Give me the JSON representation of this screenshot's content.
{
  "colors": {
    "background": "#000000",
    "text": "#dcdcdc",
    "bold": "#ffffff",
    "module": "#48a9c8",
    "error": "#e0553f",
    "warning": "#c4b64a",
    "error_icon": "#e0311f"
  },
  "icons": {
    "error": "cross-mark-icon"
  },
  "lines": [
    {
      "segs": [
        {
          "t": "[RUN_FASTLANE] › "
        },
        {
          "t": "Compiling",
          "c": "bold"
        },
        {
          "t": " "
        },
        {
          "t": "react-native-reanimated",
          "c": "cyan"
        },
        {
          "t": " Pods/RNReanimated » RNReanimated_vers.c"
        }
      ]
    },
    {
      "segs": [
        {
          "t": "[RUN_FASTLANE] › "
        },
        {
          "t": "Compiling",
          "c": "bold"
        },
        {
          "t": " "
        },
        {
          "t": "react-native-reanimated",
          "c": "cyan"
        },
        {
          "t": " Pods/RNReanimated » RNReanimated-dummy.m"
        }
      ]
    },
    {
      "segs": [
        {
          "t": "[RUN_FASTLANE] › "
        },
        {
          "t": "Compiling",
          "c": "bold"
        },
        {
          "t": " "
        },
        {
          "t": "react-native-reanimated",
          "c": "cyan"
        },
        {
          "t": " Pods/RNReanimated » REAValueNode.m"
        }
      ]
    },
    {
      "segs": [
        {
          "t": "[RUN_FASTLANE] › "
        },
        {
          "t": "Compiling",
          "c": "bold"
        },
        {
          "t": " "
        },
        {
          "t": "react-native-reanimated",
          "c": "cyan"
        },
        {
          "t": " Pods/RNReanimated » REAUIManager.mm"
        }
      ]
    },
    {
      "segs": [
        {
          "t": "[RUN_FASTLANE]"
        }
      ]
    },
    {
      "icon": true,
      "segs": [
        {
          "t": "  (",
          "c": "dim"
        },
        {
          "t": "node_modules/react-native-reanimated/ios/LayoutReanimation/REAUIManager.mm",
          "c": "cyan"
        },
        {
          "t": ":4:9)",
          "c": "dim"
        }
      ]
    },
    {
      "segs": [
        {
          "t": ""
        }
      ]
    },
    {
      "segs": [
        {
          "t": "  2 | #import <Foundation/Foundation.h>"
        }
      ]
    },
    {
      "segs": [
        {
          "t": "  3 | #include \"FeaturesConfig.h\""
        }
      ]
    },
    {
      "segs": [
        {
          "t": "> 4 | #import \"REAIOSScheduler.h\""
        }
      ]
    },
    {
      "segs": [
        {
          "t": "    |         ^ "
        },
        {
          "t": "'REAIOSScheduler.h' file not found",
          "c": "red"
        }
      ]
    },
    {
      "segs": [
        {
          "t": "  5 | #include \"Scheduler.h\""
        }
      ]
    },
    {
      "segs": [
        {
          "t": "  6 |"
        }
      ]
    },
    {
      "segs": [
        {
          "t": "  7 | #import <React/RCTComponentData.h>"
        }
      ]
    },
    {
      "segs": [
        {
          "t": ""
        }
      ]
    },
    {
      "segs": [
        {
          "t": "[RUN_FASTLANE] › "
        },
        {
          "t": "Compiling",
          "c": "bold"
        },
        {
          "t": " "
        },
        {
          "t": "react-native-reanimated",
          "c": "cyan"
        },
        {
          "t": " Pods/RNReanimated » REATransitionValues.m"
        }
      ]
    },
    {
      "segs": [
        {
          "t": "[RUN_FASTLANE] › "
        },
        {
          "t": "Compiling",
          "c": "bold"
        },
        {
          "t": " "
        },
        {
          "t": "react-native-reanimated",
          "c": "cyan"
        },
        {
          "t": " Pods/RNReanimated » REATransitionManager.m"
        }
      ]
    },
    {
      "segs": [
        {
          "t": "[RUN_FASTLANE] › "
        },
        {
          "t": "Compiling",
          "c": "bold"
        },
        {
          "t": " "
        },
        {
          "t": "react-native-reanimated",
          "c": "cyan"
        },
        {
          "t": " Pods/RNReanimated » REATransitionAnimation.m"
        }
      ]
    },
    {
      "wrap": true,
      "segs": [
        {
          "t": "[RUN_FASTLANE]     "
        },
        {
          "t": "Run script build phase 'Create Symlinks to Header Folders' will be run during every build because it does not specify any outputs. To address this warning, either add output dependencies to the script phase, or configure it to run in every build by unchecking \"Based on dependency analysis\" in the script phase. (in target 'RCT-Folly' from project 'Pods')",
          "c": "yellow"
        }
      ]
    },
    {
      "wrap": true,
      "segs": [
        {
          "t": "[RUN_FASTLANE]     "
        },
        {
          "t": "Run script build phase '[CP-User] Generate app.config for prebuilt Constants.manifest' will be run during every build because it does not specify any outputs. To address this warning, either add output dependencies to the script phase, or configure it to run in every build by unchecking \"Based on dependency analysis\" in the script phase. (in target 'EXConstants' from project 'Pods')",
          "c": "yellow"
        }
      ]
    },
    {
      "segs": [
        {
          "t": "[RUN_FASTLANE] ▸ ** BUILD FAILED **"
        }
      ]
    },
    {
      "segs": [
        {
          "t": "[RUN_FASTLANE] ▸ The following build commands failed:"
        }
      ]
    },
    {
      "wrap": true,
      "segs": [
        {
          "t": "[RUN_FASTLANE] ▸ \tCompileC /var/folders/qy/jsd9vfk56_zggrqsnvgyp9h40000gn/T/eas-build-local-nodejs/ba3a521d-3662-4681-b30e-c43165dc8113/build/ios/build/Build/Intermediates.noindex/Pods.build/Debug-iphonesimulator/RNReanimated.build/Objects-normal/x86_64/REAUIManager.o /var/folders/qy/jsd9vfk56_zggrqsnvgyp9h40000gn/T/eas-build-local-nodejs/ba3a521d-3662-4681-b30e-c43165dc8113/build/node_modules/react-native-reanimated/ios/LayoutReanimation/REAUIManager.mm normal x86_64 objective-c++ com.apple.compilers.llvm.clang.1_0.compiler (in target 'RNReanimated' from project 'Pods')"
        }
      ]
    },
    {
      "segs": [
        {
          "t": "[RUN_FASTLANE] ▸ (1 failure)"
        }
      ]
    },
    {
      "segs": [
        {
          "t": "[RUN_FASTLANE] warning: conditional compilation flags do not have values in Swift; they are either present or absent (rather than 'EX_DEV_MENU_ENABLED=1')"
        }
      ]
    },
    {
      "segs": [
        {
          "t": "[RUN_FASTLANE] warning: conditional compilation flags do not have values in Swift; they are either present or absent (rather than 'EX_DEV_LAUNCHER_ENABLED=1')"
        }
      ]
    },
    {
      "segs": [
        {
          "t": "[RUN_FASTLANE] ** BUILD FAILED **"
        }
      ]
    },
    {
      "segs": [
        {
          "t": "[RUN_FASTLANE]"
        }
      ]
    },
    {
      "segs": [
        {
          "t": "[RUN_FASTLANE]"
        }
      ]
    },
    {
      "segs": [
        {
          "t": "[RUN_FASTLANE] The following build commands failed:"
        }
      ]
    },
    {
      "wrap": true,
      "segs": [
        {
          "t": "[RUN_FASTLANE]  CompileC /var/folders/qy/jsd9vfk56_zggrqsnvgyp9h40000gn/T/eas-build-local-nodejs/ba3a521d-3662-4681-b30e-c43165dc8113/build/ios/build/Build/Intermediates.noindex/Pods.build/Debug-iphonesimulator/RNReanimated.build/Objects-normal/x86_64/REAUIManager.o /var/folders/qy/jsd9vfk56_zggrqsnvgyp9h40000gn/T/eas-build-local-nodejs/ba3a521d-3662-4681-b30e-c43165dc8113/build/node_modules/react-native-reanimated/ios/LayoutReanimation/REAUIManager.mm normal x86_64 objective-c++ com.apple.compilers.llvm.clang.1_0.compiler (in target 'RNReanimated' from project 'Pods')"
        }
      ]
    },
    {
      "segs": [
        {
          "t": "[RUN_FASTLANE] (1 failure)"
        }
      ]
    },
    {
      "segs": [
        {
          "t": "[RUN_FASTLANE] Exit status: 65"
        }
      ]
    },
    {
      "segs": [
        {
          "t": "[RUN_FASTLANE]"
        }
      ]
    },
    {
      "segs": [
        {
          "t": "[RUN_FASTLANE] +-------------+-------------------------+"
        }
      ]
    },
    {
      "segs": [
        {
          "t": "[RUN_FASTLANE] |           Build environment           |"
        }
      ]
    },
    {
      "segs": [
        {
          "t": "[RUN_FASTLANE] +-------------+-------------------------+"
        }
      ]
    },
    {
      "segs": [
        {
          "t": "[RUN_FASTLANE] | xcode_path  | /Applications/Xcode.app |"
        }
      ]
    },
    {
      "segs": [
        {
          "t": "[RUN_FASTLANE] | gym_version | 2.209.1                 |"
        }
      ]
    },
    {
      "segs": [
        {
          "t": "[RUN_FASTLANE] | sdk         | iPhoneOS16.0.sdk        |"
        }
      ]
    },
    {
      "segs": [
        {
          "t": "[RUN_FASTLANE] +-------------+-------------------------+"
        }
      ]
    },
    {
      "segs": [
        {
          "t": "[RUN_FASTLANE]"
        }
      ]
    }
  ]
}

—————

◆ Work to do ◆
Search the lines for the word "REAIOSScheduler" and report how many contain it, by number only.

◆ Output of the exercise ◆
2